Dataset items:

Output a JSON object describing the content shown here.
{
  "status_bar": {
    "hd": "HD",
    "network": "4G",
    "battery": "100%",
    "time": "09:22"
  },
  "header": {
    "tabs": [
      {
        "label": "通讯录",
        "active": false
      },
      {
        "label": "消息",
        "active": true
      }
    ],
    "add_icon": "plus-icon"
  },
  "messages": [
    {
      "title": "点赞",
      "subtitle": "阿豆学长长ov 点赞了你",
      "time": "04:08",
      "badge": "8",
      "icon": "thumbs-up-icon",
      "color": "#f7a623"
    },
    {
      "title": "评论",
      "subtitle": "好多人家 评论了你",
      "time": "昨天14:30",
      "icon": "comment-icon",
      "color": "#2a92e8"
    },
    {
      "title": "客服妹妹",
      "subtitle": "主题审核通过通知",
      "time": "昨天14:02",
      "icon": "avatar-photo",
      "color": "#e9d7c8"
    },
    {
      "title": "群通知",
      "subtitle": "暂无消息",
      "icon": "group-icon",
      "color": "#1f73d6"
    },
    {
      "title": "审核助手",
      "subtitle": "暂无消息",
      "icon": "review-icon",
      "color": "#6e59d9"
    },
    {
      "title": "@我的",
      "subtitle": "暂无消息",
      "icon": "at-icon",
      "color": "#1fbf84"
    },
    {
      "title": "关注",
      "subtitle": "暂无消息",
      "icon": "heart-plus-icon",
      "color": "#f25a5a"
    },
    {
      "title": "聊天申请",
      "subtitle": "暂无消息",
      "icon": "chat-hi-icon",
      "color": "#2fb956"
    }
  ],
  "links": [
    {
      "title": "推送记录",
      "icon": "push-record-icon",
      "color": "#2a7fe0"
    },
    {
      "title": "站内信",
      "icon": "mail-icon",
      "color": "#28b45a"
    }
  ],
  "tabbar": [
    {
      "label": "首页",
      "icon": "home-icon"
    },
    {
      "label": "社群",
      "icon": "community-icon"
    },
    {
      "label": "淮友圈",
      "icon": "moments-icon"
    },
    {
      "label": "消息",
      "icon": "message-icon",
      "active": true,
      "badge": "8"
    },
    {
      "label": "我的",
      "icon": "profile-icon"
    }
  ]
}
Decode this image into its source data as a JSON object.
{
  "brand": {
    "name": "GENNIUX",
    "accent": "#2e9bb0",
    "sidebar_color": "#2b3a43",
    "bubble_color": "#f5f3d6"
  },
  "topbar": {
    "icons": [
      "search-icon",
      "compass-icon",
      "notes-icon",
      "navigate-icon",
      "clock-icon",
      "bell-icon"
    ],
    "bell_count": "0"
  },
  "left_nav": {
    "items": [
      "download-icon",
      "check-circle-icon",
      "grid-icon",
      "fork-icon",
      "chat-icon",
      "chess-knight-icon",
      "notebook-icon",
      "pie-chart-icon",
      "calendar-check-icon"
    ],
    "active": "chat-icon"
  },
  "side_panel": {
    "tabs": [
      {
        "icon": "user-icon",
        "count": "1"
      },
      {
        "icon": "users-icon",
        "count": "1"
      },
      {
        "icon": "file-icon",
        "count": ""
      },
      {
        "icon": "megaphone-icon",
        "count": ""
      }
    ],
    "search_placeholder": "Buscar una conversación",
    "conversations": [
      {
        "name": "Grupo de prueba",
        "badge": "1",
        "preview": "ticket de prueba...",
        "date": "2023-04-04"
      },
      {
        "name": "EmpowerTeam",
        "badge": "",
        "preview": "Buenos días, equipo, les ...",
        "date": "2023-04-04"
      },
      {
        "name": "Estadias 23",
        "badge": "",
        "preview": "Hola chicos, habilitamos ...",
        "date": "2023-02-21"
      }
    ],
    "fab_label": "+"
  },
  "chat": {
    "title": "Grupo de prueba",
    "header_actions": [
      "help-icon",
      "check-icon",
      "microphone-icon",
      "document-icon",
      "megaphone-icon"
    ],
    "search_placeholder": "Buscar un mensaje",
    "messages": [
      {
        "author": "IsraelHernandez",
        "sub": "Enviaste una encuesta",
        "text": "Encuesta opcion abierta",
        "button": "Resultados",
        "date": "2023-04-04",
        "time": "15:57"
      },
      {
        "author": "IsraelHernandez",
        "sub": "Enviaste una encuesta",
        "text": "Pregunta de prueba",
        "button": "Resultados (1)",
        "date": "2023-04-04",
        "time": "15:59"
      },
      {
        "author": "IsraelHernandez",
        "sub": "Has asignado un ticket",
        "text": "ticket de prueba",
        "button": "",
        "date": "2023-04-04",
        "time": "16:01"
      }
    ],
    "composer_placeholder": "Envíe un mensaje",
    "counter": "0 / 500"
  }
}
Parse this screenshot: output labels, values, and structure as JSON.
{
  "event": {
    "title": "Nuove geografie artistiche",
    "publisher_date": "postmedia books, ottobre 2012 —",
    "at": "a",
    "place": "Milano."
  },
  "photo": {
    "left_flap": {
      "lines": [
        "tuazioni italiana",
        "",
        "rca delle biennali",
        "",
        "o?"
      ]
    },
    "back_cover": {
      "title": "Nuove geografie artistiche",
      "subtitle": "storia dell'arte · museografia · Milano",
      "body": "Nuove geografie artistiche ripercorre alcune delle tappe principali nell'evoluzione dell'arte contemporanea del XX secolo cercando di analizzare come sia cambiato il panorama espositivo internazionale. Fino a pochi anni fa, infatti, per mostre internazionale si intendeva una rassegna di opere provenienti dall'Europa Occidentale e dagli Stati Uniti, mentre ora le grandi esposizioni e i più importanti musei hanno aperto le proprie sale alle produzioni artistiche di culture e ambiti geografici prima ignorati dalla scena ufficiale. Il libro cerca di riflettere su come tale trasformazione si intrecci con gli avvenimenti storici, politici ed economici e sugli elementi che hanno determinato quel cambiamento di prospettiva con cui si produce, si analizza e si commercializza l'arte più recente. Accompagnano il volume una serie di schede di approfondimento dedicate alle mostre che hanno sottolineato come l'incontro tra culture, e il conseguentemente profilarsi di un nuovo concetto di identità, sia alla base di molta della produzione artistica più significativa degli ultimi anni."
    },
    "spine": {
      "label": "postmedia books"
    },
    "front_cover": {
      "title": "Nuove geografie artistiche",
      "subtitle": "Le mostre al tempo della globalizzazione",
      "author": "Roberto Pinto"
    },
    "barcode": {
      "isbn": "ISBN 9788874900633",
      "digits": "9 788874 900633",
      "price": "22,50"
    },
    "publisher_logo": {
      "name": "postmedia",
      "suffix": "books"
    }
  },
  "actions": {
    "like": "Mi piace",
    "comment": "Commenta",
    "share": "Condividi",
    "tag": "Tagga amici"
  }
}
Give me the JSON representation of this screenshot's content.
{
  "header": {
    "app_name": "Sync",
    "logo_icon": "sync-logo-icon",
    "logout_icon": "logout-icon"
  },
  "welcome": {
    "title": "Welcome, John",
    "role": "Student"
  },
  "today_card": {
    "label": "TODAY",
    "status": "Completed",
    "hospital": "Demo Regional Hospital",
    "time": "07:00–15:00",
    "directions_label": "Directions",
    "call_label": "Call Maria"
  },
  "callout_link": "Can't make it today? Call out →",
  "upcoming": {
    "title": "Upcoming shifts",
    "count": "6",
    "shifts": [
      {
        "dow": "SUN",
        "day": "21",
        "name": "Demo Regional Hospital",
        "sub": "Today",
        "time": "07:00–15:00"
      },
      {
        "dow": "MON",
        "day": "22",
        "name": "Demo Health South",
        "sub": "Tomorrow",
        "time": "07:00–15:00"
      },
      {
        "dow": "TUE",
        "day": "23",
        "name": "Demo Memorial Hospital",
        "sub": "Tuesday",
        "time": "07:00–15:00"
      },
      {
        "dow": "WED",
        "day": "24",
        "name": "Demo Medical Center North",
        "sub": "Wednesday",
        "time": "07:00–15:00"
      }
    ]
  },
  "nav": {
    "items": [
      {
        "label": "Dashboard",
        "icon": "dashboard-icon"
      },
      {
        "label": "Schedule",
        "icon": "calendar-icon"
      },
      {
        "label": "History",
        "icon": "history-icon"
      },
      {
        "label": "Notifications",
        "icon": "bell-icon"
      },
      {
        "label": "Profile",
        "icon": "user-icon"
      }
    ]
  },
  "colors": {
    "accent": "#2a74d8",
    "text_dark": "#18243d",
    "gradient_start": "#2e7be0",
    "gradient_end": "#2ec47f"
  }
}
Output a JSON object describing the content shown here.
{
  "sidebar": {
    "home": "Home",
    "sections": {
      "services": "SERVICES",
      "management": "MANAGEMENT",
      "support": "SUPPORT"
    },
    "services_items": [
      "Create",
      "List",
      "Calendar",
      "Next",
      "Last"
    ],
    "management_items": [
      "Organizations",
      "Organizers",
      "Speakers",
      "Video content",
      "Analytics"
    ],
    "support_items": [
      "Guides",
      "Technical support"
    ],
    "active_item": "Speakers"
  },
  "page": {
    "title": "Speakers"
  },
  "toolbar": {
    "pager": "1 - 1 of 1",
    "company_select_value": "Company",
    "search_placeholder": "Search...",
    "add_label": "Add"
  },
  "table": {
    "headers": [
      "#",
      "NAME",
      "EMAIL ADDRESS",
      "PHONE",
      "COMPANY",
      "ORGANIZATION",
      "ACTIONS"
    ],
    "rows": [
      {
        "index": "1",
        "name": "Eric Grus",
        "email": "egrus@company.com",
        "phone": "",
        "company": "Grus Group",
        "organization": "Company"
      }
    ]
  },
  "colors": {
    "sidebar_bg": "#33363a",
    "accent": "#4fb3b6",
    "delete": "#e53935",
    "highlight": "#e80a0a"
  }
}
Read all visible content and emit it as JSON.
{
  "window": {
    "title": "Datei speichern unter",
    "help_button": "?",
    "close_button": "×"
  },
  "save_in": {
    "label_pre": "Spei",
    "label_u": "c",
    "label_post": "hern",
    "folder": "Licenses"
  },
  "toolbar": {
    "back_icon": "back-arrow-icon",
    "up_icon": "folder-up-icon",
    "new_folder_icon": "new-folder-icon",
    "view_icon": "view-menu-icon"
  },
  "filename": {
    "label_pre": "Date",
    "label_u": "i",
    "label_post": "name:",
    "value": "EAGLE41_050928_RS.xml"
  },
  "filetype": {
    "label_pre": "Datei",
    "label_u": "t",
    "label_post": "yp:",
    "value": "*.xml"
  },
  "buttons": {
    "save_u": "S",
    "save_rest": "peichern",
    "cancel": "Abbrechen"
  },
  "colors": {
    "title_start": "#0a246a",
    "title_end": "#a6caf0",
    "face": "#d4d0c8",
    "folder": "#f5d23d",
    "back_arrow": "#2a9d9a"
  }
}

Goal of the exercise: In the entries above, take the line containing "Read all visible content and emit it as JSON." and each later line through the last, and repeat them exactly. Output nothing else.

Final result:
Read all visible content and emit it as JSON.
{
  "window": {
    "title": "Datei speichern unter",
    "help_button": "?",
    "close_button": "×"
  },
  "save_in": {
    "label_pre": "Spei",
    "label_u": "c",
    "label_post": "hern",
    "folder": "Licenses"
  },
  "toolbar": {
    "back_icon": "back-arrow-icon",
    "up_icon": "folder-up-icon",
    "new_folder_icon": "new-folder-icon",
    "view_icon": "view-menu-icon"
  },
  "filename": {
    "label_pre": "Date",
    "label_u": "i",
    "label_post": "name:",
    "value": "EAGLE41_050928_RS.xml"
  },
  "filetype": {
    "label_pre": "Datei",
    "label_u": "t",
    "label_post": "yp:",
    "value": "*.xml"
  },
  "buttons": {
    "save_u": "S",
    "save_rest": "peichern",
    "cancel": "Abbrechen"
  },
  "colors": {
    "title_start": "#0a246a",
    "title_end": "#a6caf0",
    "face": "#d4d0c8",
    "folder": "#f5d23d",
    "back_arrow": "#2a9d9a"
  }
}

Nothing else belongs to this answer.